> **WHAT YOU HAVE TO DO**:
Copy out all the lines exactly. Omit pictures.

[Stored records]
%%

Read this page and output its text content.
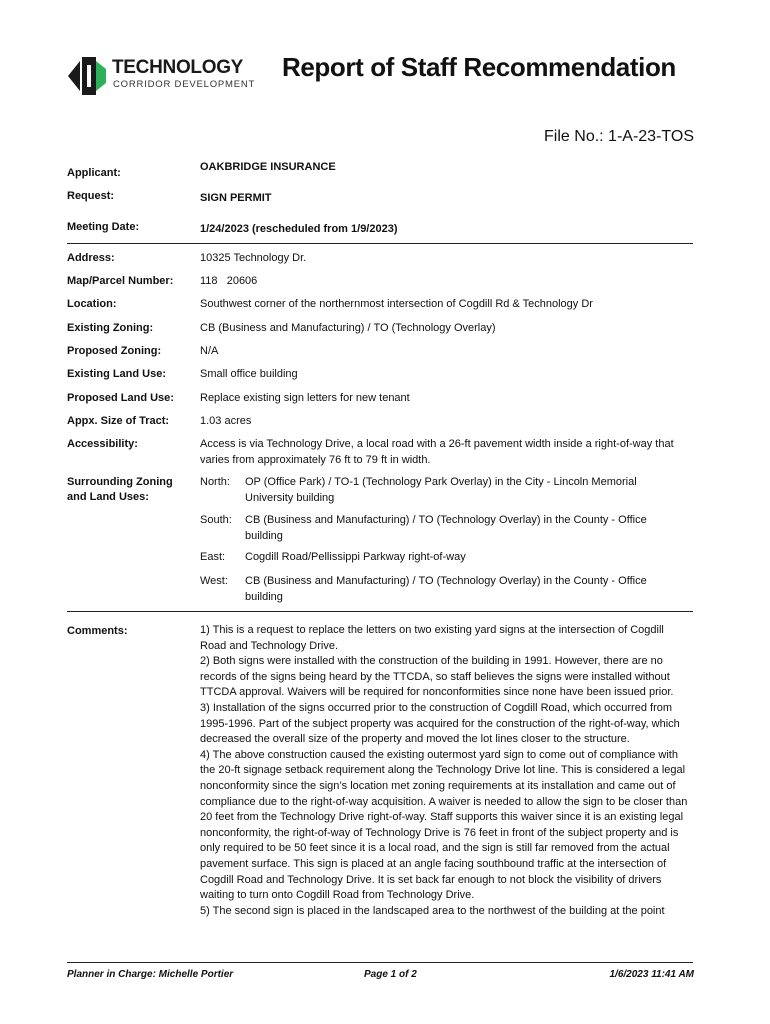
TECHNOLOGY
CORRIDOR DEVELOPMENT
Report of Staff Recommendation
File No.: 1-A-23-TOS
Applicant:	OAKBRIDGE INSURANCE
Request:	SIGN PERMIT
Meeting Date:	1/24/2023 (rescheduled from 1/9/2023)
Address:	10325 Technology Dr.
Map/Parcel Number: 118   20606
Location:	Southwest corner of the northernmost intersection of Cogdill Rd & Technology Dr
Existing Zoning:	CB (Business and Manufacturing) / TO (Technology Overlay)
Proposed Zoning:	N/A
Existing Land Use:	Small office building
Proposed Land Use: Replace existing sign letters for new tenant
Appx. Size of Tract:	1.03 acres
Accessibility:	Access is via Technology Drive, a local road with a 26-ft pavement width inside a right-of-way that varies from approximately 76 ft to 79 ft in width.
Surrounding Zoning
and Land Uses:
North: OP (Office Park) / TO-1 (Technology Park Overlay) in the City - Lincoln Memorial University building
South: CB (Business and Manufacturing) / TO (Technology Overlay) in the County - Office building
East: Cogdill Road/Pellissippi Parkway right-of-way
West: CB (Business and Manufacturing) / TO (Technology Overlay) in the County - Office building
Comments:	1) This is a request to replace the letters on two existing yard signs at the intersection of Cogdill Road and Technology Drive.

2) Both signs were installed with the construction of the building in 1991. However, there are no records of the signs being heard by the TTCDA, so staff believes the signs were installed without TTCDA approval. Waivers will be required for nonconformities since none have been issued prior.

3) Installation of the signs occurred prior to the construction of Cogdill Road, which occurred from 1995-1996. Part of the subject property was acquired for the construction of the right-of-way, which decreased the overall size of the property and moved the lot lines closer to the structure.

4) The above construction caused the existing outermost yard sign to come out of compliance with the 20-ft signage setback requirement along the Technology Drive lot line. This is considered a legal nonconformity since the sign’s location met zoning requirements at its installation and came out of compliance due to the right-of-way acquisition. A waiver is needed to allow the sign to be closer than 20 feet from the Technology Drive right-of-way. Staff supports this waiver since it is an existing legal nonconformity, the right-of-way of Technology Drive is 76 feet in front of the subject property and is only required to be 50 feet since it is a local road, and the sign is still far removed from the actual pavement surface. This sign is placed at an angle facing southbound traffic at the intersection of Cogdill Road and Technology Drive. It is set back far enough to not block the visibility of drivers waiting to turn onto Cogdill Road from Technology Drive.

5) The second sign is placed in the landscaped area to the northwest of the building at the point

Planner in Charge: Michelle Portier	Page 1 of 2	1/6/2023 11:41 AM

%%

> **ANSWER TO THE TASK**:
Read this page and output its text content.
TECHNOLOGY
CORRIDOR DEVELOPMENT
Report of Staff Recommendation
File No.: 1-A-23-TOS
Applicant:	OAKBRIDGE INSURANCE
Request:	SIGN PERMIT
Meeting Date:	1/24/2023 (rescheduled from 1/9/2023)
Address:	10325 Technology Dr.
Map/Parcel Number: 118   20606
Location:	Southwest corner of the northernmost intersection of Cogdill Rd & Technology Dr
Existing Zoning:	CB (Business and Manufacturing) / TO (Technology Overlay)
Proposed Zoning:	N/A
Existing Land Use:	Small office building
Proposed Land Use: Replace existing sign letters for new tenant
Appx. Size of Tract:	1.03 acres
Accessibility:	Access is via Technology Drive, a local road with a 26-ft pavement width inside a right-of-way that varies from approximately 76 ft to 79 ft in width.
Surrounding Zoning
and Land Uses:
North: OP (Office Park) / TO-1 (Technology Park Overlay) in the City - Lincoln Memorial University building
South: CB (Business and Manufacturing) / TO (Technology Overlay) in the County - Office building
East: Cogdill Road/Pellissippi Parkway right-of-way
West: CB (Business and Manufacturing) / TO (Technology Overlay) in the County - Office building
Comments:	1) This is a request to replace the letters on two existing yard signs at the intersection of Cogdill Road and Technology Drive.

2) Both signs were installed with the construction of the building in 1991. However, there are no records of the signs being heard by the TTCDA, so staff believes the signs were installed without TTCDA approval. Waivers will be required for nonconformities since none have been issued prior.

3) Installation of the signs occurred prior to the construction of Cogdill Road, which occurred from 1995-1996. Part of the subject property was acquired for the construction of the right-of-way, which decreased the overall size of the property and moved the lot lines closer to the structure.

4) The above construction caused the existing outermost yard sign to come out of compliance with the 20-ft signage setback requirement along the Technology Drive lot line. This is considered a legal nonconformity since the sign’s location met zoning requirements at its installation and came out of compliance due to the right-of-way acquisition. A waiver is needed to allow the sign to be closer than 20 feet from the Technology Drive right-of-way. Staff supports this waiver since it is an existing legal nonconformity, the right-of-way of Technology Drive is 76 feet in front of the subject property and is only required to be 50 feet since it is a local road, and the sign is still far removed from the actual pavement surface. This sign is placed at an angle facing southbound traffic at the intersection of Cogdill Road and Technology Drive. It is set back far enough to not block the visibility of drivers waiting to turn onto Cogdill Road from Technology Drive.

5) The second sign is placed in the landscaped area to the northwest of the building at the point

Planner in Charge: Michelle Portier	Page 1 of 2	1/6/2023 11:41 AM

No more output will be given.